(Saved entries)
———

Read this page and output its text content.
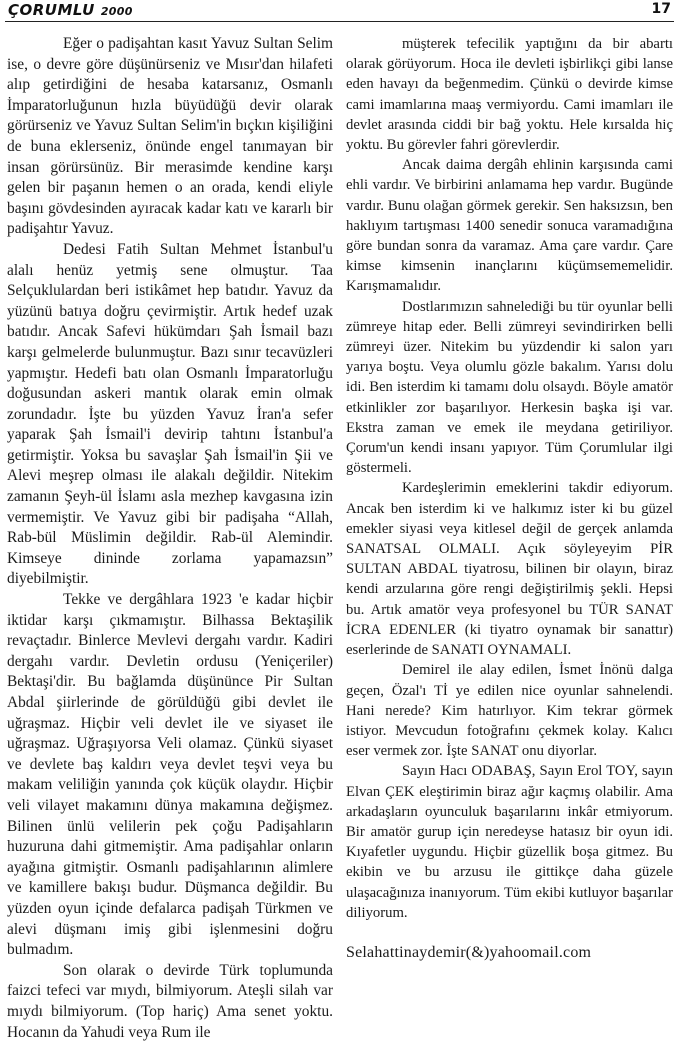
ÇORUMLU 2000	17

Eğer o padişahtan kasıt Yavuz Sultan Selim ise, o devre göre düşünürseniz ve Mısır'dan hilafeti alıp getirdiğini de hesaba katarsanız, Osmanlı İmparatorluğunun hızla büyüdüğü devir olarak görürseniz ve Yavuz Sultan Selim'in bıçkın kişiliğini de buna eklerseniz, önünde engel tanımayan bir insan görürsünüz. Bir merasimde kendine karşı gelen bir paşanın hemen o an orada, kendi eliyle başını gövdesinden ayıracak kadar katı ve kararlı bir padişahtır Yavuz.

Dedesi Fatih Sultan Mehmet İstanbul'u alalı henüz yetmiş sene olmuştur. Taa Selçuklulardan beri istikâmet hep batıdır. Yavuz da yüzünü batıya doğru çevirmiştir. Artık hedef uzak batıdır. Ancak Safevi hükümdarı Şah İsmail bazı karşı gelmelerde bulunmuştur. Bazı sınır tecavüzleri yapmıştır. Hedefi batı olan Osmanlı İmparatorluğu doğusundan askeri mantık olarak emin olmak zorundadır. İşte bu yüzden Yavuz İran'a sefer yaparak Şah İsmail'i devirip tahtını İstanbul'a getirmiştir. Yoksa bu savaşlar Şah İsmail'in Şii ve Alevi meşrep olması ile alakalı değildir. Nitekim zamanın Şeyh-ül İslamı asla mezhep kavgasına izin vermemiştir. Ve Yavuz gibi bir padişaha “Allah, Rab-bül Müslimin değildir. Rab-ül Alemindir. Kimseye dininde zorlama yapamazsın” diyebilmiştir.

Tekke ve dergâhlara 1923 'e kadar hiçbir iktidar karşı çıkmamıştır. Bilhassa Bektaşilik revaçtadır. Binlerce Mevlevi dergahı vardır. Kadiri dergahı vardır. Devletin ordusu (Yeniçeriler) Bektaşi'dir. Bu bağlamda düşününce Pir Sultan Abdal şiirlerinde de görüldüğü gibi devlet ile uğraşmaz. Hiçbir veli devlet ile ve siyaset ile uğraşmaz. Uğraşıyorsa Veli olamaz. Çünkü siyaset ve devlete baş kaldırı veya devlet teşvi veya bu makam veliliğin yanında çok küçük olaydır. Hiçbir veli vilayet makamını dünya makamına değişmez. Bilinen ünlü velilerin pek çoğu Padişahların huzuruna dahi gitmemiştir. Ama padişahlar onların ayağına gitmiştir. Osmanlı padişahlarının alimlere ve kamillere bakışı budur. Düşmanca değildir. Bu yüzden oyun içinde defalarca padişah Türkmen ve alevi düşmanı imiş gibi işlenmesini doğru bulmadım.

Son olarak o devirde Türk toplumunda faizci tefeci var mıydı, bilmiyorum. Ateşli silah var mıydı bilmiyorum. (Top hariç) Ama senet yoktu. Hocanın da Yahudi veya Rum ile

müşterek tefecilik yaptığını da bir abartı olarak görüyorum. Hoca ile devleti işbirlikçi gibi lanse eden havayı da beğenmedim. Çünkü o devirde kimse cami imamlarına maaş vermiyordu. Cami imamları ile devlet arasında ciddi bir bağ yoktu. Hele kırsalda hiç yoktu. Bu görevler fahri görevlerdir.

Ancak daima dergâh ehlinin karşısında cami ehli vardır. Ve birbirini anlamama hep vardır. Bugünde vardır. Bunu olağan görmek gerekir. Sen haksızsın, ben haklıyım tartışması 1400 senedir sonuca varamadığına göre bundan sonra da varamaz. Ama çare vardır. Çare kimse kimsenin inançlarını küçümsememelidir. Karışmamalıdır.

Dostlarımızın sahnelediği bu tür oyunlar belli zümreye hitap eder. Belli zümreyi sevindirirken belli zümreyi üzer. Nitekim bu yüzdendir ki salon yarı yarıya boştu. Veya olumlu gözle bakalım. Yarısı dolu idi. Ben isterdim ki tamamı dolu olsaydı. Böyle amatör etkinlikler zor başarılıyor. Herkesin başka işi var. Ekstra zaman ve emek ile meydana getiriliyor. Çorum'un kendi insanı yapıyor. Tüm Çorumlular ilgi göstermeli.

Kardeşlerimin emeklerini takdir ediyorum. Ancak ben isterdim ki ve halkımız ister ki bu güzel emekler siyasi veya kitlesel değil de gerçek anlamda SANATSAL OLMALI. Açık söyleyeyim PİR SULTAN ABDAL tiyatrosu, bilinen bir olayın, biraz kendi arzularına göre rengi değiştirilmiş şekli. Hepsi bu. Artık amatör veya profesyonel bu TÜR SANAT İCRA EDENLER (ki tiyatro oynamak bir sanattır) eserlerinde de SANATI OYNAMALI.

Demirel ile alay edilen, İsmet İnönü dalga geçen, Özal'ı Tİ ye edilen nice oyunlar sahnelendi. Hani nerede? Kim hatırlıyor. Kim tekrar görmek istiyor. Mevcudun fotoğrafını çekmek kolay. Kalıcı eser vermek zor. İşte SANAT onu diyorlar.

Sayın Hacı ODABAŞ, Sayın Erol TOY, sayın Elvan ÇEK eleştirimin biraz ağır kaçmış olabilir. Ama arkadaşların oyunculuk başarılarını inkâr etmiyorum. Bir amatör gurup için neredeyse hatasız bir oyun idi. Kıyafetler uygundu. Hiçbir güzellik boşa gitmez. Bu ekibin ve bu arzusu ile gittikçe daha güzele ulaşacağınıza inanıyorum. Tüm ekibi kutluyor başarılar diliyorum.

Selahattinaydemir(&)yahoomail.com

———

▸ **Task directions**: Copy each line in full and exactly, omitting any picture.

▸ **Result below**:
Read this page and output its text content.
ÇORUMLU 2000	17

Eğer o padişahtan kasıt Yavuz Sultan Selim ise, o devre göre düşünürseniz ve Mısır'dan hilafeti alıp getirdiğini de hesaba katarsanız, Osmanlı İmparatorluğunun hızla büyüdüğü devir olarak görürseniz ve Yavuz Sultan Selim'in bıçkın kişiliğini de buna eklerseniz, önünde engel tanımayan bir insan görürsünüz. Bir merasimde kendine karşı gelen bir paşanın hemen o an orada, kendi eliyle başını gövdesinden ayıracak kadar katı ve kararlı bir padişahtır Yavuz.

Dedesi Fatih Sultan Mehmet İstanbul'u alalı henüz yetmiş sene olmuştur. Taa Selçuklulardan beri istikâmet hep batıdır. Yavuz da yüzünü batıya doğru çevirmiştir. Artık hedef uzak batıdır. Ancak Safevi hükümdarı Şah İsmail bazı karşı gelmelerde bulunmuştur. Bazı sınır tecavüzleri yapmıştır. Hedefi batı olan Osmanlı İmparatorluğu doğusundan askeri mantık olarak emin olmak zorundadır. İşte bu yüzden Yavuz İran'a sefer yaparak Şah İsmail'i devirip tahtını İstanbul'a getirmiştir. Yoksa bu savaşlar Şah İsmail'in Şii ve Alevi meşrep olması ile alakalı değildir. Nitekim zamanın Şeyh-ül İslamı asla mezhep kavgasına izin vermemiştir. Ve Yavuz gibi bir padişaha “Allah, Rab-bül Müslimin değildir. Rab-ül Alemindir. Kimseye dininde zorlama yapamazsın” diyebilmiştir.

Tekke ve dergâhlara 1923 'e kadar hiçbir iktidar karşı çıkmamıştır. Bilhassa Bektaşilik revaçtadır. Binlerce Mevlevi dergahı vardır. Kadiri dergahı vardır. Devletin ordusu (Yeniçeriler) Bektaşi'dir. Bu bağlamda düşününce Pir Sultan Abdal şiirlerinde de görüldüğü gibi devlet ile uğraşmaz. Hiçbir veli devlet ile ve siyaset ile uğraşmaz. Uğraşıyorsa Veli olamaz. Çünkü siyaset ve devlete baş kaldırı veya devlet teşvi veya bu makam veliliğin yanında çok küçük olaydır. Hiçbir veli vilayet makamını dünya makamına değişmez. Bilinen ünlü velilerin pek çoğu Padişahların huzuruna dahi gitmemiştir. Ama padişahlar onların ayağına gitmiştir. Osmanlı padişahlarının alimlere ve kamillere bakışı budur. Düşmanca değildir. Bu yüzden oyun içinde defalarca padişah Türkmen ve alevi düşmanı imiş gibi işlenmesini doğru bulmadım.

Son olarak o devirde Türk toplumunda faizci tefeci var mıydı, bilmiyorum. Ateşli silah var mıydı bilmiyorum. (Top hariç) Ama senet yoktu. Hocanın da Yahudi veya Rum ile

müşterek tefecilik yaptığını da bir abartı olarak görüyorum. Hoca ile devleti işbirlikçi gibi lanse eden havayı da beğenmedim. Çünkü o devirde kimse cami imamlarına maaş vermiyordu. Cami imamları ile devlet arasında ciddi bir bağ yoktu. Hele kırsalda hiç yoktu. Bu görevler fahri görevlerdir.

Ancak daima dergâh ehlinin karşısında cami ehli vardır. Ve birbirini anlamama hep vardır. Bugünde vardır. Bunu olağan görmek gerekir. Sen haksızsın, ben haklıyım tartışması 1400 senedir sonuca varamadığına göre bundan sonra da varamaz. Ama çare vardır. Çare kimse kimsenin inançlarını küçümsememelidir. Karışmamalıdır.

Dostlarımızın sahnelediği bu tür oyunlar belli zümreye hitap eder. Belli zümreyi sevindirirken belli zümreyi üzer. Nitekim bu yüzdendir ki salon yarı yarıya boştu. Veya olumlu gözle bakalım. Yarısı dolu idi. Ben isterdim ki tamamı dolu olsaydı. Böyle amatör etkinlikler zor başarılıyor. Herkesin başka işi var. Ekstra zaman ve emek ile meydana getiriliyor. Çorum'un kendi insanı yapıyor. Tüm Çorumlular ilgi göstermeli.

Kardeşlerimin emeklerini takdir ediyorum. Ancak ben isterdim ki ve halkımız ister ki bu güzel emekler siyasi veya kitlesel değil de gerçek anlamda SANATSAL OLMALI. Açık söyleyeyim PİR SULTAN ABDAL tiyatrosu, bilinen bir olayın, biraz kendi arzularına göre rengi değiştirilmiş şekli. Hepsi bu. Artık amatör veya profesyonel bu TÜR SANAT İCRA EDENLER (ki tiyatro oynamak bir sanattır) eserlerinde de SANATI OYNAMALI.

Demirel ile alay edilen, İsmet İnönü dalga geçen, Özal'ı Tİ ye edilen nice oyunlar sahnelendi. Hani nerede? Kim hatırlıyor. Kim tekrar görmek istiyor. Mevcudun fotoğrafını çekmek kolay. Kalıcı eser vermek zor. İşte SANAT onu diyorlar.

Sayın Hacı ODABAŞ, Sayın Erol TOY, sayın Elvan ÇEK eleştirimin biraz ağır kaçmış olabilir. Ama arkadaşların oyunculuk başarılarını inkâr etmiyorum. Bir amatör gurup için neredeyse hatasız bir oyun idi. Kıyafetler uygundu. Hiçbir güzellik boşa gitmez. Bu ekibin ve bu arzusu ile gittikçe daha güzele ulaşacağınıza inanıyorum. Tüm ekibi kutluyor başarılar diliyorum.

Selahattinaydemir(&)yahoomail.com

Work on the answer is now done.